### Input data:
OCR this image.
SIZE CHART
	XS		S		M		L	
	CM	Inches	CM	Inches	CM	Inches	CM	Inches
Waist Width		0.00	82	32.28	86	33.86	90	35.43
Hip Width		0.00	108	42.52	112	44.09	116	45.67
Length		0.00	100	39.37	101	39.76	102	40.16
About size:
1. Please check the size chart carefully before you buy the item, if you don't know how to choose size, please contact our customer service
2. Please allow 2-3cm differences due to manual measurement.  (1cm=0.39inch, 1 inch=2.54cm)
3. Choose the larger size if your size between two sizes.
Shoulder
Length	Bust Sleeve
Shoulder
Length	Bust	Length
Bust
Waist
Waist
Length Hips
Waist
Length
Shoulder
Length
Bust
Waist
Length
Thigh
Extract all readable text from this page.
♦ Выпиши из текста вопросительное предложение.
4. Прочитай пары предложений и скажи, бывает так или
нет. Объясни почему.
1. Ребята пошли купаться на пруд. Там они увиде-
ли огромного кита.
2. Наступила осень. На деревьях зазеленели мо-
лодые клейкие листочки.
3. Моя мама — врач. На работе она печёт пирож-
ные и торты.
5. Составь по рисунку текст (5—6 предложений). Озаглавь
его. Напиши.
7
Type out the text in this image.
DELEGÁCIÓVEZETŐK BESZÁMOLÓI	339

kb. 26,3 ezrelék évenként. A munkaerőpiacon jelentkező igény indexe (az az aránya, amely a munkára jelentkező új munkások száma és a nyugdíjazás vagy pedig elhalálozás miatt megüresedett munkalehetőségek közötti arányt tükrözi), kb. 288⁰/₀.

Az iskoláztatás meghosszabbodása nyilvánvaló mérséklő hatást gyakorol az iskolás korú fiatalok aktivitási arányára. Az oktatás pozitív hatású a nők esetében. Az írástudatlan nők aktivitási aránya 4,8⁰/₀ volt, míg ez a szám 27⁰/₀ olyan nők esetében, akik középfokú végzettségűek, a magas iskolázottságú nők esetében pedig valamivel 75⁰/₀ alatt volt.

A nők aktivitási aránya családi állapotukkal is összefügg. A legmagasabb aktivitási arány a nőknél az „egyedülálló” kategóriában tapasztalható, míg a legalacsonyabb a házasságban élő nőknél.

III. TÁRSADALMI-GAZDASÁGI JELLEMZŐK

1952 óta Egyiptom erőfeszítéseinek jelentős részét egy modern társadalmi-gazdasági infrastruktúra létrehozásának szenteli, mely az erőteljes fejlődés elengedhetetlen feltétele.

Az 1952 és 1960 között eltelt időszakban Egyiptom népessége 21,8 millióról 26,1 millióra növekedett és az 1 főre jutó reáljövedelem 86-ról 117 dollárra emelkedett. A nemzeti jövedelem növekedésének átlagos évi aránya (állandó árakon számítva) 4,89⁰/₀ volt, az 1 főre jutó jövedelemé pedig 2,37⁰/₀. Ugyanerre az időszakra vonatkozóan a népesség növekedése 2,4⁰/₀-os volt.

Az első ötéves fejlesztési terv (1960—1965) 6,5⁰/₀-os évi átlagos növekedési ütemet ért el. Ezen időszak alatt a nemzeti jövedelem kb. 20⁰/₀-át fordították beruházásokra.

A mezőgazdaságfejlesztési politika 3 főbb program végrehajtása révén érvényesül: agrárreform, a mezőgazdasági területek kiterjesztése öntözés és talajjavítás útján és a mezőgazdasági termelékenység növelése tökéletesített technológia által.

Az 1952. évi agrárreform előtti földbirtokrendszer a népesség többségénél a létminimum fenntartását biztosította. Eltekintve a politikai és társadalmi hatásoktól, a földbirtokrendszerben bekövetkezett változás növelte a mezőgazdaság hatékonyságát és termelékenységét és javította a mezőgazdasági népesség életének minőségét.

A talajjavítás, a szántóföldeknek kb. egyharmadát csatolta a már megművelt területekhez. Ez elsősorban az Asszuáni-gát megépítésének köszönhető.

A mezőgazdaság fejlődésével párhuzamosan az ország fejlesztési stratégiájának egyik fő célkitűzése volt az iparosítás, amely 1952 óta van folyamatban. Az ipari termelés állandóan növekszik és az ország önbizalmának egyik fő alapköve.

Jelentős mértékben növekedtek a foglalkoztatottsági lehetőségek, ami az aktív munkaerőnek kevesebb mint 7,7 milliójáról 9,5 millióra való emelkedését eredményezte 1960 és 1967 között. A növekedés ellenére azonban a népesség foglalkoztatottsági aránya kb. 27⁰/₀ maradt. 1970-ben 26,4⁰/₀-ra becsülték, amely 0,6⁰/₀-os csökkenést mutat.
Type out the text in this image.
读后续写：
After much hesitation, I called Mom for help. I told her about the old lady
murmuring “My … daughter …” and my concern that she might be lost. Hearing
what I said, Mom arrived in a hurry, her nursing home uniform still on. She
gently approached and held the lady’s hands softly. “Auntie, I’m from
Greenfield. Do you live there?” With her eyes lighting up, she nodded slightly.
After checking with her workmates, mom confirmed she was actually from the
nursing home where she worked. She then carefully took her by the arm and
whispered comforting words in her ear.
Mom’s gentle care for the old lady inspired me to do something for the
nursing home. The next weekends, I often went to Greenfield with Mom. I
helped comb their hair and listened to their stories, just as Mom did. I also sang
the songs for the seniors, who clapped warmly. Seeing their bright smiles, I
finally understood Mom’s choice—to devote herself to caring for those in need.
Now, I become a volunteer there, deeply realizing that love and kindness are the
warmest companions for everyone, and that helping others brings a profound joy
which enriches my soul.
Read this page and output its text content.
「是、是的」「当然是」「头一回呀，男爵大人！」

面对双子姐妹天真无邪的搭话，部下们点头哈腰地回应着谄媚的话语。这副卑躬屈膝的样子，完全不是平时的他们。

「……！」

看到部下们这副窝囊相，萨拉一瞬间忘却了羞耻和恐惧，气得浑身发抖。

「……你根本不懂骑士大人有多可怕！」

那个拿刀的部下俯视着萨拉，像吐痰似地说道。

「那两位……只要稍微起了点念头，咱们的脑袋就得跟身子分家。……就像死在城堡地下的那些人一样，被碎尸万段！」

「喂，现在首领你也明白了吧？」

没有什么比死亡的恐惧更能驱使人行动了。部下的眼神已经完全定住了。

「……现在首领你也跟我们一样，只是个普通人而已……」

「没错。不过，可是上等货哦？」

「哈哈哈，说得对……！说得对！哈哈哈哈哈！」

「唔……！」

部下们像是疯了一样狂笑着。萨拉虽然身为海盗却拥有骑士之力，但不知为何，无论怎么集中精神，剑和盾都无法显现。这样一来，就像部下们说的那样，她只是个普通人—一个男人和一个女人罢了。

### What to work on:
In the material above, find each line that contains the word "amely", and select it.

### Result:
kb. 26,3 ezrelék évenként. A munkaerőpiacon jelentkező igény indexe (az az aránya, amely a munkára jelentkező új munkások száma és a nyugdíjazás vagy pedig elhalálozás miatt megüresedett munkalehetőségek közötti arányt tükrözi), kb. 288⁰/₀.
A mezőgazdaság fejlődésével párhuzamosan az ország fejlesztési stratégiájának egyik fő célkitűzése volt az iparosítás, amely 1952 óta van folyamatban. Az ipari termelés állandóan növekszik és az ország önbizalmának egyik fő alapköve.
Jelentős mértékben növekedtek a foglalkoztatottsági lehetőségek, ami az aktív munkaerőnek kevesebb mint 7,7 milliójáról 9,5 millióra való emelkedését eredményezte 1960 és 1967 között. A növekedés ellenére azonban a népesség foglalkoztatottsági aránya kb. 27⁰/₀ maradt. 1970-ben 26,4⁰/₀-ra becsülték, amely 0,6⁰/₀-os csökkenést mutat.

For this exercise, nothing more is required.